━━━━━ Exercise material

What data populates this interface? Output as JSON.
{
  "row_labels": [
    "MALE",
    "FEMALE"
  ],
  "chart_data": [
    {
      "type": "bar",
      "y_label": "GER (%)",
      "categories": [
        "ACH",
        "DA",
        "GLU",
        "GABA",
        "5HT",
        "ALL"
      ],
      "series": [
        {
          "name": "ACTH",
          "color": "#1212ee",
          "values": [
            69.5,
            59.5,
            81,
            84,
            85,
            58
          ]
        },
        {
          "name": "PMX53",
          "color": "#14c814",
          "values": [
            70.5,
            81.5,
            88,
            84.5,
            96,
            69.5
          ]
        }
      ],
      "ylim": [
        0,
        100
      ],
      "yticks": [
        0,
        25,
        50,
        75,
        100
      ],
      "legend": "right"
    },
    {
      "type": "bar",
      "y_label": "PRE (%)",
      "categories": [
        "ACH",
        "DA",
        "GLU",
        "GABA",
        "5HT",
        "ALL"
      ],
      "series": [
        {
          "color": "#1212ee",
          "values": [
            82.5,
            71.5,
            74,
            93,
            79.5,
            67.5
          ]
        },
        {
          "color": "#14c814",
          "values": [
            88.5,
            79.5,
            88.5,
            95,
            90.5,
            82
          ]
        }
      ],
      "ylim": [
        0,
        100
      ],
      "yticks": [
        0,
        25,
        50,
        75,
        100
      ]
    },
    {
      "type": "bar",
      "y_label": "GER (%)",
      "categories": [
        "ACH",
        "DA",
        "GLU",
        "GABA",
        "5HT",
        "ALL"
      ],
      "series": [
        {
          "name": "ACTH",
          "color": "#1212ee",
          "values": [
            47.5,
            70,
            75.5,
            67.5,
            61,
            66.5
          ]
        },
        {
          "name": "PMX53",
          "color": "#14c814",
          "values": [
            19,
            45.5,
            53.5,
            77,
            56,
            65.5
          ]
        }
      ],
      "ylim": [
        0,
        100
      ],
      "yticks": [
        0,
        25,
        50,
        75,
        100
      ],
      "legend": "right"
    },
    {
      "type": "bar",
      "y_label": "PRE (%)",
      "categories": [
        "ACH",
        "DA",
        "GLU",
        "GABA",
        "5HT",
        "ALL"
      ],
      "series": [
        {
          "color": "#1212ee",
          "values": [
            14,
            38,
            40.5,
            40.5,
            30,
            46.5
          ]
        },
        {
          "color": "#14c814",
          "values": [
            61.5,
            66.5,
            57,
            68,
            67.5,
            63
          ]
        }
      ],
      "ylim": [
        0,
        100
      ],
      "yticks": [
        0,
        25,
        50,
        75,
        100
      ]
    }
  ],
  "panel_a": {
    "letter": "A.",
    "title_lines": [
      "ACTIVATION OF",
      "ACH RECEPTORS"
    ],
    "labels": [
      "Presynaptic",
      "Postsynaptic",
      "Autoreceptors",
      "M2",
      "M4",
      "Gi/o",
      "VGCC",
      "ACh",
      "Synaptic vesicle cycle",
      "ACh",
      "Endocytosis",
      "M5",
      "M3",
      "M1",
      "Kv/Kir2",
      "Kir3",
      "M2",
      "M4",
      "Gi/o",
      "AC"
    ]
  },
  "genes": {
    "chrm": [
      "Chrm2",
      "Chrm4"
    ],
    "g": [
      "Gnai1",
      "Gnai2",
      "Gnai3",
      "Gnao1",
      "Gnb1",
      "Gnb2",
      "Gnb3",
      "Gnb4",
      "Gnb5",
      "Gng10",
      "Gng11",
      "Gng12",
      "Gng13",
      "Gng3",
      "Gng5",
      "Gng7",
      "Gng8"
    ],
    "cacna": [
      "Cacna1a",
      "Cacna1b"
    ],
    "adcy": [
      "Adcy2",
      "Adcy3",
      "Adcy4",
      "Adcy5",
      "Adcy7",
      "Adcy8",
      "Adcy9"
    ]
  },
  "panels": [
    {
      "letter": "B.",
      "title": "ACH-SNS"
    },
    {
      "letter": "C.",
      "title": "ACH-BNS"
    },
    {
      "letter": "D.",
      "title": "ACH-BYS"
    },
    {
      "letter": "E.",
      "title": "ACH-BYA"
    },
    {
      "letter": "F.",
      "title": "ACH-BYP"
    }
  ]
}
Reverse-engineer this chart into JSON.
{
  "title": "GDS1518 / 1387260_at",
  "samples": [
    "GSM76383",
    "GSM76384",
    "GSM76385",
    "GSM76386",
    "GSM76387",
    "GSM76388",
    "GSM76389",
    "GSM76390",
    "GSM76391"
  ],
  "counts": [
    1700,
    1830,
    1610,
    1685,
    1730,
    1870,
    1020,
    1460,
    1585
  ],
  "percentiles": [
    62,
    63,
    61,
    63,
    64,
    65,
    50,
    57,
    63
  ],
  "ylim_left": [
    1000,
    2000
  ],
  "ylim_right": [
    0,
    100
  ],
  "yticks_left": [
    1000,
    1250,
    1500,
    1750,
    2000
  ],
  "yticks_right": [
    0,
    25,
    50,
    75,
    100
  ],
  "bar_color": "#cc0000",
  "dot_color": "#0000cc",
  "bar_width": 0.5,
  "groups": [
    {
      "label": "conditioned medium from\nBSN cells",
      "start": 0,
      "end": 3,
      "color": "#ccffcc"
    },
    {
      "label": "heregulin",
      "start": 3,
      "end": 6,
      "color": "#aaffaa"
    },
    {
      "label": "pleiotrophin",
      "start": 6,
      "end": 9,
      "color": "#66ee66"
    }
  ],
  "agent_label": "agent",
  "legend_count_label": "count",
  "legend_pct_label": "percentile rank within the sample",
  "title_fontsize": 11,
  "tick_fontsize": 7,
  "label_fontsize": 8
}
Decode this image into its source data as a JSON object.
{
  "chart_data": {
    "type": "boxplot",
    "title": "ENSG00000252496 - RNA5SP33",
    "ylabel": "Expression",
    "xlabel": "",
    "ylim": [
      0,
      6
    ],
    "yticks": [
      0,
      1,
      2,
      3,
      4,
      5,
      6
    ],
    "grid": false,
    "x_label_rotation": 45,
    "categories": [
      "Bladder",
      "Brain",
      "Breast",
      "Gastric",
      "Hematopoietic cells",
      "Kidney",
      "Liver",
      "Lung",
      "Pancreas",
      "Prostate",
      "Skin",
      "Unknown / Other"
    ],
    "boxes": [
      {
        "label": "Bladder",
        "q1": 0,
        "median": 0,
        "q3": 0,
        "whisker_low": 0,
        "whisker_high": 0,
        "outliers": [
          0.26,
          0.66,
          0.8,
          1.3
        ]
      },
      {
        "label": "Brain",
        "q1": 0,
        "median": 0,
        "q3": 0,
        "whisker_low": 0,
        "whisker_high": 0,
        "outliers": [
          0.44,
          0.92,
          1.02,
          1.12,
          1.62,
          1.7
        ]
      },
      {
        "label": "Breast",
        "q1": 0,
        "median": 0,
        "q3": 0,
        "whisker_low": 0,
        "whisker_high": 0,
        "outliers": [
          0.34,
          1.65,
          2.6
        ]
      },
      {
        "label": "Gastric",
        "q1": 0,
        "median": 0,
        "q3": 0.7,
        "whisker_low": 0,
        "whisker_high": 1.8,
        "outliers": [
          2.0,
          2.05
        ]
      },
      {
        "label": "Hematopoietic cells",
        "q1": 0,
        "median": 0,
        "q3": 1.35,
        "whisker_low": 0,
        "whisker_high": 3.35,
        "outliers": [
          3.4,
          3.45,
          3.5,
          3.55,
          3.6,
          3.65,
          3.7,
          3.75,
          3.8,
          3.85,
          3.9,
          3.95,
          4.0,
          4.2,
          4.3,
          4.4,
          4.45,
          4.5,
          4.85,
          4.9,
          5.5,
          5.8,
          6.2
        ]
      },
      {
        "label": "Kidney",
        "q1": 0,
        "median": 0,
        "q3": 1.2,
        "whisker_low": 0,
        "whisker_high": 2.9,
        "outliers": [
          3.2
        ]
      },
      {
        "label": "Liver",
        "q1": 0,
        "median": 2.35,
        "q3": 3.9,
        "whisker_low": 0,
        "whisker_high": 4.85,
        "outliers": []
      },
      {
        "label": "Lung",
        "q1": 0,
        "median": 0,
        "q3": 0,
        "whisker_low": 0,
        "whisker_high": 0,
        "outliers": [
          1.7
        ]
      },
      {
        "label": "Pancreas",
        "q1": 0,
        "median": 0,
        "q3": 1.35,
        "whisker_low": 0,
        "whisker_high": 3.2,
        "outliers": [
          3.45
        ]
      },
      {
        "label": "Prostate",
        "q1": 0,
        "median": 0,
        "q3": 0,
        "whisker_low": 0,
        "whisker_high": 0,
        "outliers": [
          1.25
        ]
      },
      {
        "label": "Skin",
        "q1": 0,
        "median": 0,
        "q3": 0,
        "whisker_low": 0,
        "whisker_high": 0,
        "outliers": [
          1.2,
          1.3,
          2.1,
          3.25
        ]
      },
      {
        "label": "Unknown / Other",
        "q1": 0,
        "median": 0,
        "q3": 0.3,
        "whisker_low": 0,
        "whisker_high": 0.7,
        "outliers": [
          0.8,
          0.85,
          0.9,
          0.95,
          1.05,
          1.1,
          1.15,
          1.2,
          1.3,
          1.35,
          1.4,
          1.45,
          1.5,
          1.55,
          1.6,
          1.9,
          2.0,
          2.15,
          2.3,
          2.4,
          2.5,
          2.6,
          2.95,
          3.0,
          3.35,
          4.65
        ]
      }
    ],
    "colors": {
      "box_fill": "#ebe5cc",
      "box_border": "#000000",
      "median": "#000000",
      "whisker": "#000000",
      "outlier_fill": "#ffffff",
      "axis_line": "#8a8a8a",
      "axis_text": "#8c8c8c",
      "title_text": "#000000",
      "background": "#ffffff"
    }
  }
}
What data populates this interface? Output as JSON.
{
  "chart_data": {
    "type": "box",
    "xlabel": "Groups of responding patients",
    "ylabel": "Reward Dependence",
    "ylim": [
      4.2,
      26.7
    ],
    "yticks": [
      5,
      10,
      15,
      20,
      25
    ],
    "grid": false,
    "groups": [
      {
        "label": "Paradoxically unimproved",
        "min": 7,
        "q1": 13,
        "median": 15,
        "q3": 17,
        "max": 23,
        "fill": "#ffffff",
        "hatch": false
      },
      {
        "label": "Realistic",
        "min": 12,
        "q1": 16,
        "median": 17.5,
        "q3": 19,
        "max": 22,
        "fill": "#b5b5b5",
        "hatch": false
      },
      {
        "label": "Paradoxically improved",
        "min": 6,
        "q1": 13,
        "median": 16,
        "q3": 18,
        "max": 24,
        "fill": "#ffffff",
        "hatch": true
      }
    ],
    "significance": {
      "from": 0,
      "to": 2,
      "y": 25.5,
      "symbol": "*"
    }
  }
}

━━━━━━━━━━

Work required:
Identify the lines above that contain the word "ffffff", then copy them.

Written response:
      "outlier_fill": "#ffffff",
      "background": "#ffffff"
        "fill": "#ffffff",
        "fill": "#ffffff",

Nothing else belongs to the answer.